— start Provided records —

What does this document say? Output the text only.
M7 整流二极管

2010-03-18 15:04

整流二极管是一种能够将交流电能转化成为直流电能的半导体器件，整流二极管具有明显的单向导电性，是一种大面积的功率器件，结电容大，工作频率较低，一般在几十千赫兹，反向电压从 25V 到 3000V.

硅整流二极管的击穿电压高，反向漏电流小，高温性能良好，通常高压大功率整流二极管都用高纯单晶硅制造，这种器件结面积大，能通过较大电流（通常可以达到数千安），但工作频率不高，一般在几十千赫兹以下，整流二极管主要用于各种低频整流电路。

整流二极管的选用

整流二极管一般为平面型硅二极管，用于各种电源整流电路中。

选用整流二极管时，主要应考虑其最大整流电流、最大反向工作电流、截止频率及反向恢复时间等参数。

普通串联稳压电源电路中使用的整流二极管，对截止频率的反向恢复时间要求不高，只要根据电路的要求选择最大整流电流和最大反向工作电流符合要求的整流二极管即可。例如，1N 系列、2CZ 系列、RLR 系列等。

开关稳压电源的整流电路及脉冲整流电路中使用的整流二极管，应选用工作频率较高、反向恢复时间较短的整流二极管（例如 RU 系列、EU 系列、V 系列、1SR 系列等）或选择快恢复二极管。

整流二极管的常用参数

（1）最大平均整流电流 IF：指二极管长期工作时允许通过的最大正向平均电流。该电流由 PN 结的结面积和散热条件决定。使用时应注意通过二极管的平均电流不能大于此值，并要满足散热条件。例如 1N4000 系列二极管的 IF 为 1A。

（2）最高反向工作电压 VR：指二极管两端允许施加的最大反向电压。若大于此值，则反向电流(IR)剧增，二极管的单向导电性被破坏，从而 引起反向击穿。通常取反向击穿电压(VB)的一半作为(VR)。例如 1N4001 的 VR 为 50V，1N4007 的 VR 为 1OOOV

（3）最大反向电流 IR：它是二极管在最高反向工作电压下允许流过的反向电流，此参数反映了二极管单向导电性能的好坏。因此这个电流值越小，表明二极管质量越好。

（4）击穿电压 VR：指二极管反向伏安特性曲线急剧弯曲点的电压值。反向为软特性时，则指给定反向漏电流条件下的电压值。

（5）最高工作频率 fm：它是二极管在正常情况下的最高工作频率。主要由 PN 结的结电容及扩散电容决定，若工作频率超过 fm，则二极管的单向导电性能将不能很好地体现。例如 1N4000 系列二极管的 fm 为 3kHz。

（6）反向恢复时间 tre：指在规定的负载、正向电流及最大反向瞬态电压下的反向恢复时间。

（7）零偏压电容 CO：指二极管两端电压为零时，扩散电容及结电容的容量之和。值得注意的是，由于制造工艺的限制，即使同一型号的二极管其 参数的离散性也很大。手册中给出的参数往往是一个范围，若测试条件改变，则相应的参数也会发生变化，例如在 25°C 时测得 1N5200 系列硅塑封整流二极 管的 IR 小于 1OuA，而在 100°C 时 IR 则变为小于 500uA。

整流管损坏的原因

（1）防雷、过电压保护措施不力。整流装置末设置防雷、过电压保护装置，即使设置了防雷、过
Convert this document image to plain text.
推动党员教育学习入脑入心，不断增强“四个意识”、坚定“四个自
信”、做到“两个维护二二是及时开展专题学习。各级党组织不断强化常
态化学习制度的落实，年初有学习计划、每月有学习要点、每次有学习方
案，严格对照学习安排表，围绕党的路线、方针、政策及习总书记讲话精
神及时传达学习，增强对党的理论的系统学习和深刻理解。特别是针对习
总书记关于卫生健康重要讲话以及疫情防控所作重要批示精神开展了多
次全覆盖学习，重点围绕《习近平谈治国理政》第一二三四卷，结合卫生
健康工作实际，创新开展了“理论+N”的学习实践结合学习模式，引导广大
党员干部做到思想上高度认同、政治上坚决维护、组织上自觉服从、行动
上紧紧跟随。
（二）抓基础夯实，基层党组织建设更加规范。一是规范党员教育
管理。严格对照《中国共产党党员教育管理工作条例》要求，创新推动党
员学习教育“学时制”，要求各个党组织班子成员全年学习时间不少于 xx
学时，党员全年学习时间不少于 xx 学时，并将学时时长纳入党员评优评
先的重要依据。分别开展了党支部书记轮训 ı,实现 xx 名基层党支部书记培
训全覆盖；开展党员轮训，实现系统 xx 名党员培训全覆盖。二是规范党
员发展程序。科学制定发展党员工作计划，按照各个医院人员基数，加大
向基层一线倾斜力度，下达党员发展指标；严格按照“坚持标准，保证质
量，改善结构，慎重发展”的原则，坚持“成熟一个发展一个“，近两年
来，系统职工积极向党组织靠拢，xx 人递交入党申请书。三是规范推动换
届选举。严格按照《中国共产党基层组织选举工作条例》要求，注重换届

— end Provided records —

What you will do:
From the records above, extract every entry exactly as given.

Solution to this task:
What does this document say? Output the text only.
M7 整流二极管

2010-03-18 15:04

整流二极管是一种能够将交流电能转化成为直流电能的半导体器件，整流二极管具有明显的单向导电性，是一种大面积的功率器件，结电容大，工作频率较低，一般在几十千赫兹，反向电压从 25V 到 3000V.

硅整流二极管的击穿电压高，反向漏电流小，高温性能良好，通常高压大功率整流二极管都用高纯单晶硅制造，这种器件结面积大，能通过较大电流（通常可以达到数千安），但工作频率不高，一般在几十千赫兹以下，整流二极管主要用于各种低频整流电路。

整流二极管的选用

整流二极管一般为平面型硅二极管，用于各种电源整流电路中。

选用整流二极管时，主要应考虑其最大整流电流、最大反向工作电流、截止频率及反向恢复时间等参数。

普通串联稳压电源电路中使用的整流二极管，对截止频率的反向恢复时间要求不高，只要根据电路的要求选择最大整流电流和最大反向工作电流符合要求的整流二极管即可。例如，1N 系列、2CZ 系列、RLR 系列等。

开关稳压电源的整流电路及脉冲整流电路中使用的整流二极管，应选用工作频率较高、反向恢复时间较短的整流二极管（例如 RU 系列、EU 系列、V 系列、1SR 系列等）或选择快恢复二极管。

整流二极管的常用参数

（1）最大平均整流电流 IF：指二极管长期工作时允许通过的最大正向平均电流。该电流由 PN 结的结面积和散热条件决定。使用时应注意通过二极管的平均电流不能大于此值，并要满足散热条件。例如 1N4000 系列二极管的 IF 为 1A。

（2）最高反向工作电压 VR：指二极管两端允许施加的最大反向电压。若大于此值，则反向电流(IR)剧增，二极管的单向导电性被破坏，从而 引起反向击穿。通常取反向击穿电压(VB)的一半作为(VR)。例如 1N4001 的 VR 为 50V，1N4007 的 VR 为 1OOOV

（3）最大反向电流 IR：它是二极管在最高反向工作电压下允许流过的反向电流，此参数反映了二极管单向导电性能的好坏。因此这个电流值越小，表明二极管质量越好。

（4）击穿电压 VR：指二极管反向伏安特性曲线急剧弯曲点的电压值。反向为软特性时，则指给定反向漏电流条件下的电压值。

（5）最高工作频率 fm：它是二极管在正常情况下的最高工作频率。主要由 PN 结的结电容及扩散电容决定，若工作频率超过 fm，则二极管的单向导电性能将不能很好地体现。例如 1N4000 系列二极管的 fm 为 3kHz。

（6）反向恢复时间 tre：指在规定的负载、正向电流及最大反向瞬态电压下的反向恢复时间。

（7）零偏压电容 CO：指二极管两端电压为零时，扩散电容及结电容的容量之和。值得注意的是，由于制造工艺的限制，即使同一型号的二极管其 参数的离散性也很大。手册中给出的参数往往是一个范围，若测试条件改变，则相应的参数也会发生变化，例如在 25°C 时测得 1N5200 系列硅塑封整流二极 管的 IR 小于 1OuA，而在 100°C 时 IR 则变为小于 500uA。

整流管损坏的原因

（1）防雷、过电压保护措施不力。整流装置末设置防雷、过电压保护装置，即使设置了防雷、过
Convert this document image to plain text.
推动党员教育学习入脑入心，不断增强“四个意识”、坚定“四个自
信”、做到“两个维护二二是及时开展专题学习。各级党组织不断强化常
态化学习制度的落实，年初有学习计划、每月有学习要点、每次有学习方
案，严格对照学习安排表，围绕党的路线、方针、政策及习总书记讲话精
神及时传达学习，增强对党的理论的系统学习和深刻理解。特别是针对习
总书记关于卫生健康重要讲话以及疫情防控所作重要批示精神开展了多
次全覆盖学习，重点围绕《习近平谈治国理政》第一二三四卷，结合卫生
健康工作实际，创新开展了“理论+N”的学习实践结合学习模式，引导广大
党员干部做到思想上高度认同、政治上坚决维护、组织上自觉服从、行动
上紧紧跟随。
（二）抓基础夯实，基层党组织建设更加规范。一是规范党员教育
管理。严格对照《中国共产党党员教育管理工作条例》要求，创新推动党
员学习教育“学时制”，要求各个党组织班子成员全年学习时间不少于 xx
学时，党员全年学习时间不少于 xx 学时，并将学时时长纳入党员评优评
先的重要依据。分别开展了党支部书记轮训 ı,实现 xx 名基层党支部书记培
训全覆盖；开展党员轮训，实现系统 xx 名党员培训全覆盖。二是规范党
员发展程序。科学制定发展党员工作计划，按照各个医院人员基数，加大
向基层一线倾斜力度，下达党员发展指标；严格按照“坚持标准，保证质
量，改善结构，慎重发展”的原则，坚持“成熟一个发展一个“，近两年
来，系统职工积极向党组织靠拢，xx 人递交入党申请书。三是规范推动换
届选举。严格按照《中国共产党基层组织选举工作条例》要求，注重换届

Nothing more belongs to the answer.